* Begin Records supplied *

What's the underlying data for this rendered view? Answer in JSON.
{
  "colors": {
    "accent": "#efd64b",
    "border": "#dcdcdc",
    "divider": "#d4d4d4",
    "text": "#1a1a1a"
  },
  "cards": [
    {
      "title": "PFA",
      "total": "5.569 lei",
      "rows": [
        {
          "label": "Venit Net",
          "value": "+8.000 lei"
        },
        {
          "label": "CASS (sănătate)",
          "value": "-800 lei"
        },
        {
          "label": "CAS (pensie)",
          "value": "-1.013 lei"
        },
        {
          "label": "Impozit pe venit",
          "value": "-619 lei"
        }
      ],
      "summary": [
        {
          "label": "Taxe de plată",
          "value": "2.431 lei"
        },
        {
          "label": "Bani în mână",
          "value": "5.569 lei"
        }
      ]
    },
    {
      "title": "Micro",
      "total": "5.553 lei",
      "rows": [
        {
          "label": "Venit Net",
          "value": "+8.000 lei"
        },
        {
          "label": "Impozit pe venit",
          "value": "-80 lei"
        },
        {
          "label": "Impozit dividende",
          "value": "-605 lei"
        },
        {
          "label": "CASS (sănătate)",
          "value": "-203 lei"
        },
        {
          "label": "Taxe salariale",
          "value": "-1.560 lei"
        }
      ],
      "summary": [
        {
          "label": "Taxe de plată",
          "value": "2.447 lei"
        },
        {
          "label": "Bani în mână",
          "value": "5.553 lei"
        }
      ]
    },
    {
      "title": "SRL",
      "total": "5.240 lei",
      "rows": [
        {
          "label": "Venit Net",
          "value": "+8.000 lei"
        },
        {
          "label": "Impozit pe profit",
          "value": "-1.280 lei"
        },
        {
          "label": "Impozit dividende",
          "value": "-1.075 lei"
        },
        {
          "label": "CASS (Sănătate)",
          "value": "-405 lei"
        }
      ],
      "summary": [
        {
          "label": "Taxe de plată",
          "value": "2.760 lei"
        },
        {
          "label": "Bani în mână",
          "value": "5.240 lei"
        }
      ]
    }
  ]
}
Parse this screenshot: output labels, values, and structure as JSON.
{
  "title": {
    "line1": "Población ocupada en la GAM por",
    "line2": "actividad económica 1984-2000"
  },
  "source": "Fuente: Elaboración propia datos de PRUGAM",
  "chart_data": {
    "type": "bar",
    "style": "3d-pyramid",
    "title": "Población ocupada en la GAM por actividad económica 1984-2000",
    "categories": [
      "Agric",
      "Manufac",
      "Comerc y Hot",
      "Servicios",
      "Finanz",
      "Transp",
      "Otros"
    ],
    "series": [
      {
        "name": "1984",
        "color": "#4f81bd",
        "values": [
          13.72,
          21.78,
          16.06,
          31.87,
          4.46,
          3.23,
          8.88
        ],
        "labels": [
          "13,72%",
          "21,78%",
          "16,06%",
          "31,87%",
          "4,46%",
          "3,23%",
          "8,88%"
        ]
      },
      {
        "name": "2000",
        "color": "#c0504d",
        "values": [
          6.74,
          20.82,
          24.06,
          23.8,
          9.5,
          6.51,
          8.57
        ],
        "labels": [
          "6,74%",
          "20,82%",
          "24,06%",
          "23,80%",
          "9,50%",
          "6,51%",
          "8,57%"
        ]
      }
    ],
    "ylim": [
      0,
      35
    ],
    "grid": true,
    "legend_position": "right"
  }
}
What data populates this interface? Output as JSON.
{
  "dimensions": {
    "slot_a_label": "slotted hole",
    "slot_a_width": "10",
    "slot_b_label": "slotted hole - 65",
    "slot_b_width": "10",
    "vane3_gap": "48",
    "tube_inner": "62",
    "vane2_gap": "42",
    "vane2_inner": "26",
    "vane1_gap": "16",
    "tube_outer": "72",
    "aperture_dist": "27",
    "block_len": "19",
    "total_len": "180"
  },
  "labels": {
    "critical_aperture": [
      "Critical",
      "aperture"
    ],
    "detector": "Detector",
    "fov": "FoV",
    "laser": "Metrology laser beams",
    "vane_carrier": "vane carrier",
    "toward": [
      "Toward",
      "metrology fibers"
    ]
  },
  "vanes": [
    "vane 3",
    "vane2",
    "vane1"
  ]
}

* End Records supplied *

The request> Write out all the records above again, exactly as they stand.

Expected answer>
What's the underlying data for this rendered view? Answer in JSON.
{
  "colors": {
    "accent": "#efd64b",
    "border": "#dcdcdc",
    "divider": "#d4d4d4",
    "text": "#1a1a1a"
  },
  "cards": [
    {
      "title": "PFA",
      "total": "5.569 lei",
      "rows": [
        {
          "label": "Venit Net",
          "value": "+8.000 lei"
        },
        {
          "label": "CASS (sănătate)",
          "value": "-800 lei"
        },
        {
          "label": "CAS (pensie)",
          "value": "-1.013 lei"
        },
        {
          "label": "Impozit pe venit",
          "value": "-619 lei"
        }
      ],
      "summary": [
        {
          "label": "Taxe de plată",
          "value": "2.431 lei"
        },
        {
          "label": "Bani în mână",
          "value": "5.569 lei"
        }
      ]
    },
    {
      "title": "Micro",
      "total": "5.553 lei",
      "rows": [
        {
          "label": "Venit Net",
          "value": "+8.000 lei"
        },
        {
          "label": "Impozit pe venit",
          "value": "-80 lei"
        },
        {
          "label": "Impozit dividende",
          "value": "-605 lei"
        },
        {
          "label": "CASS (sănătate)",
          "value": "-203 lei"
        },
        {
          "label": "Taxe salariale",
          "value": "-1.560 lei"
        }
      ],
      "summary": [
        {
          "label": "Taxe de plată",
          "value": "2.447 lei"
        },
        {
          "label": "Bani în mână",
          "value": "5.553 lei"
        }
      ]
    },
    {
      "title": "SRL",
      "total": "5.240 lei",
      "rows": [
        {
          "label": "Venit Net",
          "value": "+8.000 lei"
        },
        {
          "label": "Impozit pe profit",
          "value": "-1.280 lei"
        },
        {
          "label": "Impozit dividende",
          "value": "-1.075 lei"
        },
        {
          "label": "CASS (Sănătate)",
          "value": "-405 lei"
        }
      ],
      "summary": [
        {
          "label": "Taxe de plată",
          "value": "2.760 lei"
        },
        {
          "label": "Bani în mână",
          "value": "5.240 lei"
        }
      ]
    }
  ]
}
Parse this screenshot: output labels, values, and structure as JSON.
{
  "title": {
    "line1": "Población ocupada en la GAM por",
    "line2": "actividad económica 1984-2000"
  },
  "source": "Fuente: Elaboración propia datos de PRUGAM",
  "chart_data": {
    "type": "bar",
    "style": "3d-pyramid",
    "title": "Población ocupada en la GAM por actividad económica 1984-2000",
    "categories": [
      "Agric",
      "Manufac",
      "Comerc y Hot",
      "Servicios",
      "Finanz",
      "Transp",
      "Otros"
    ],
    "series": [
      {
        "name": "1984",
        "color": "#4f81bd",
        "values": [
          13.72,
          21.78,
          16.06,
          31.87,
          4.46,
          3.23,
          8.88
        ],
        "labels": [
          "13,72%",
          "21,78%",
          "16,06%",
          "31,87%",
          "4,46%",
          "3,23%",
          "8,88%"
        ]
      },
      {
        "name": "2000",
        "color": "#c0504d",
        "values": [
          6.74,
          20.82,
          24.06,
          23.8,
          9.5,
          6.51,
          8.57
        ],
        "labels": [
          "6,74%",
          "20,82%",
          "24,06%",
          "23,80%",
          "9,50%",
          "6,51%",
          "8,57%"
        ]
      }
    ],
    "ylim": [
      0,
      35
    ],
    "grid": true,
    "legend_position": "right"
  }
}
What data populates this interface? Output as JSON.
{
  "dimensions": {
    "slot_a_label": "slotted hole",
    "slot_a_width": "10",
    "slot_b_label": "slotted hole - 65",
    "slot_b_width": "10",
    "vane3_gap": "48",
    "tube_inner": "62",
    "vane2_gap": "42",
    "vane2_inner": "26",
    "vane1_gap": "16",
    "tube_outer": "72",
    "aperture_dist": "27",
    "block_len": "19",
    "total_len": "180"
  },
  "labels": {
    "critical_aperture": [
      "Critical",
      "aperture"
    ],
    "detector": "Detector",
    "fov": "FoV",
    "laser": "Metrology laser beams",
    "vane_carrier": "vane carrier",
    "toward": [
      "Toward",
      "metrology fibers"
    ]
  },
  "vanes": [
    "vane 3",
    "vane2",
    "vane1"
  ]
}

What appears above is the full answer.